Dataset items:
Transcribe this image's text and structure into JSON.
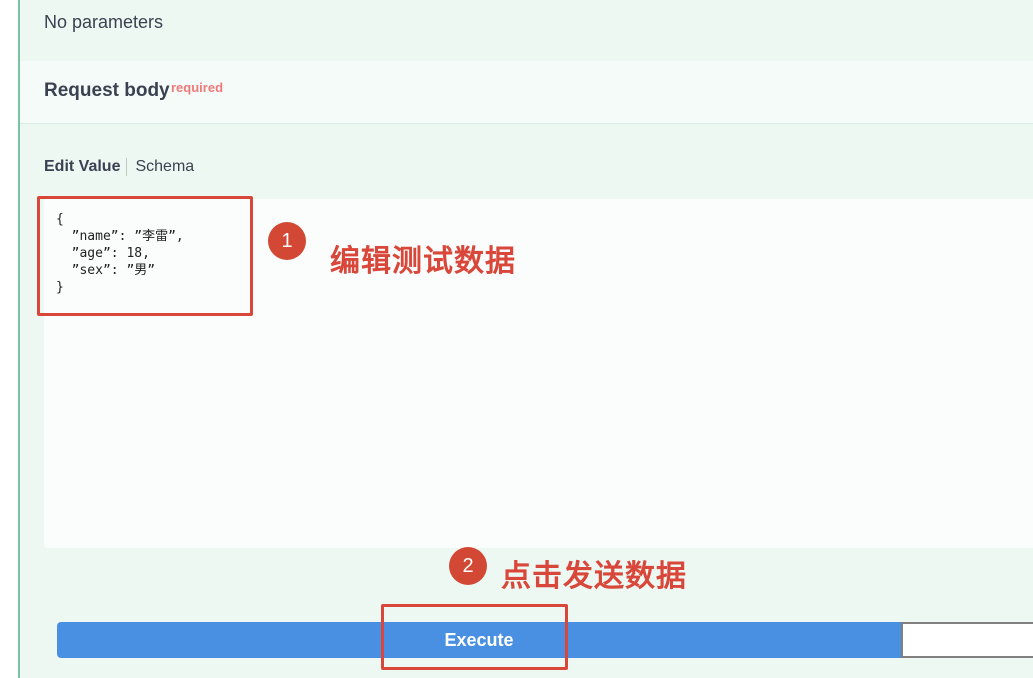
{
  "parameters": {
    "empty_text": "No parameters"
  },
  "request_body": {
    "title": "Request body",
    "required_label": "required",
    "tabs": {
      "edit_value": "Edit Value",
      "schema": "Schema"
    },
    "editor_value": "{\n  ”name”: ”李雷”,\n  ”age”: 18,\n  ”sex”: ”男”\n}"
  },
  "annotations": [
    {
      "number": "1",
      "text": "编辑测试数据"
    },
    {
      "number": "2",
      "text": "点击发送数据"
    }
  ],
  "actions": {
    "execute_label": "Execute",
    "clear_label": ""
  },
  "colors": {
    "accent": "#4990e2",
    "annotation_red": "#d9473a",
    "panel_bg": "#eef8f3",
    "required": "#f07a7a"
  }
}
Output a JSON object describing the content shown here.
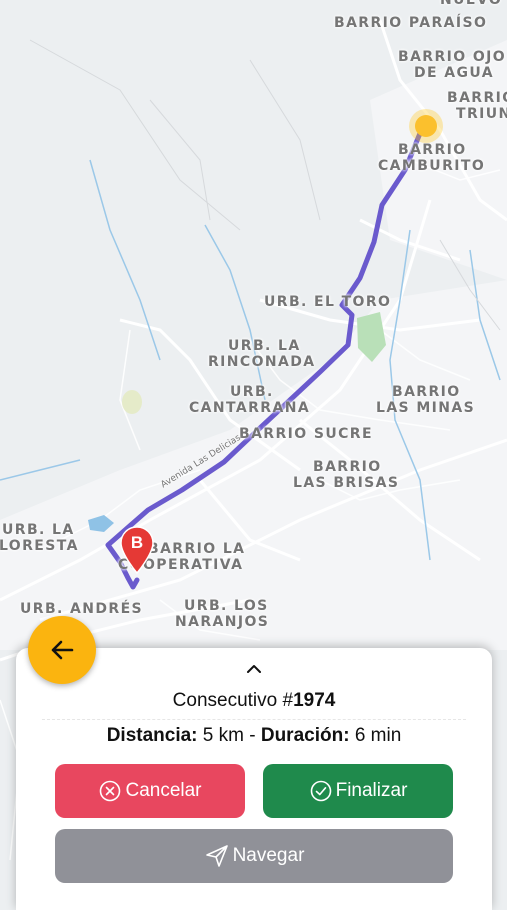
{
  "map": {
    "labels": [
      "NUEVO",
      "BARRIO PARAÍSO",
      "BARRIO OJO",
      "DE AGUA",
      "BARRIO",
      "TRIUN",
      "BARRIO",
      "CAMBURITO",
      "URB. EL TORO",
      "URB. LA",
      "RINCONADA",
      "URB.",
      "CANTARRANA",
      "BARRIO",
      "LAS MINAS",
      "BARRIO SUCRE",
      "BARRIO",
      "LAS BRISAS",
      "URB. LA",
      "FLORESTA",
      "BARRIO LA",
      "COOPERATIVA",
      "URB. ANDRÉS",
      "URB. LOS",
      "NARANJOS",
      "Avenida Las Delicias"
    ],
    "destination_marker": "B",
    "route_color": "#6a5acd",
    "origin_color": "#fbc02d"
  },
  "back_button": {
    "icon": "arrow-left-icon",
    "color": "#fbb40f"
  },
  "panel": {
    "consecutivo_prefix": "Consecutivo #",
    "consecutivo_number": "1974",
    "distance_label": "Distancia:",
    "distance_value": "5 km",
    "separator": "-",
    "duration_label": "Duración:",
    "duration_value": "6 min",
    "cancel_label": "Cancelar",
    "finish_label": "Finalizar",
    "navigate_label": "Navegar",
    "colors": {
      "cancel": "#e8475f",
      "finish": "#1f8a4c",
      "navigate": "#909198"
    }
  }
}
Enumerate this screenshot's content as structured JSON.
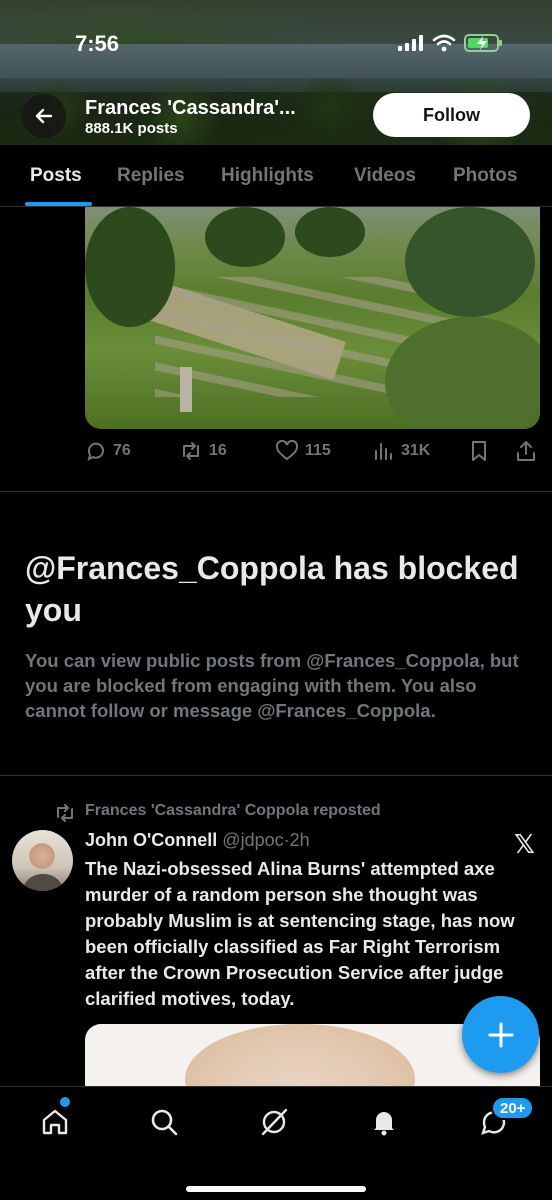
{
  "status_bar": {
    "time": "7:56"
  },
  "header": {
    "profile_name": "Frances 'Cassandra'...",
    "post_count": "888.1K posts",
    "follow_label": "Follow"
  },
  "tabs": [
    {
      "label": "Posts",
      "active": true
    },
    {
      "label": "Replies",
      "active": false
    },
    {
      "label": "Highlights",
      "active": false
    },
    {
      "label": "Videos",
      "active": false
    },
    {
      "label": "Photos",
      "active": false
    }
  ],
  "post_actions": {
    "replies": "76",
    "reposts": "16",
    "likes": "115",
    "views": "31K"
  },
  "blocked_notice": {
    "title": "@Frances_Coppola has blocked you",
    "body": "You can view public posts from @Frances_Coppola, but you are blocked from engaging with them. You also cannot follow or message @Frances_Coppola."
  },
  "repost": {
    "label": "Frances 'Cassandra' Coppola reposted",
    "author_name": "John O'Connell",
    "author_handle": "@jdpoc",
    "separator": "·",
    "time": "2h",
    "text": "The Nazi-obsessed Alina Burns' attempted axe murder of a random person she thought was probably Muslim is at sentencing stage, has now been officially classified as Far Right Terrorism after the Crown Prosecution Service after judge clarified motives, today."
  },
  "bottom_nav": {
    "messages_badge": "20+"
  },
  "colors": {
    "accent": "#1d9bf0",
    "muted": "#71767b",
    "text": "#e7e9ea",
    "background": "#000000"
  }
}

• **The problem**
Output an exact copy of the lines from the one with "Enumerate this screenshot's" through the closing line of the records, inclusive, without any images.

• **Answer to the problem**
Enumerate this screenshot's content as structured JSON.
{
  "status_bar": {
    "time": "7:56"
  },
  "header": {
    "profile_name": "Frances 'Cassandra'...",
    "post_count": "888.1K posts",
    "follow_label": "Follow"
  },
  "tabs": [
    {
      "label": "Posts",
      "active": true
    },
    {
      "label": "Replies",
      "active": false
    },
    {
      "label": "Highlights",
      "active": false
    },
    {
      "label": "Videos",
      "active": false
    },
    {
      "label": "Photos",
      "active": false
    }
  ],
  "post_actions": {
    "replies": "76",
    "reposts": "16",
    "likes": "115",
    "views": "31K"
  },
  "blocked_notice": {
    "title": "@Frances_Coppola has blocked you",
    "body": "You can view public posts from @Frances_Coppola, but you are blocked from engaging with them. You also cannot follow or message @Frances_Coppola."
  },
  "repost": {
    "label": "Frances 'Cassandra' Coppola reposted",
    "author_name": "John O'Connell",
    "author_handle": "@jdpoc",
    "separator": "·",
    "time": "2h",
    "text": "The Nazi-obsessed Alina Burns' attempted axe murder of a random person she thought was probably Muslim is at sentencing stage, has now been officially classified as Far Right Terrorism after the Crown Prosecution Service after judge clarified motives, today."
  },
  "bottom_nav": {
    "messages_badge": "20+"
  },
  "colors": {
    "accent": "#1d9bf0",
    "muted": "#71767b",
    "text": "#e7e9ea",
    "background": "#000000"
  }
}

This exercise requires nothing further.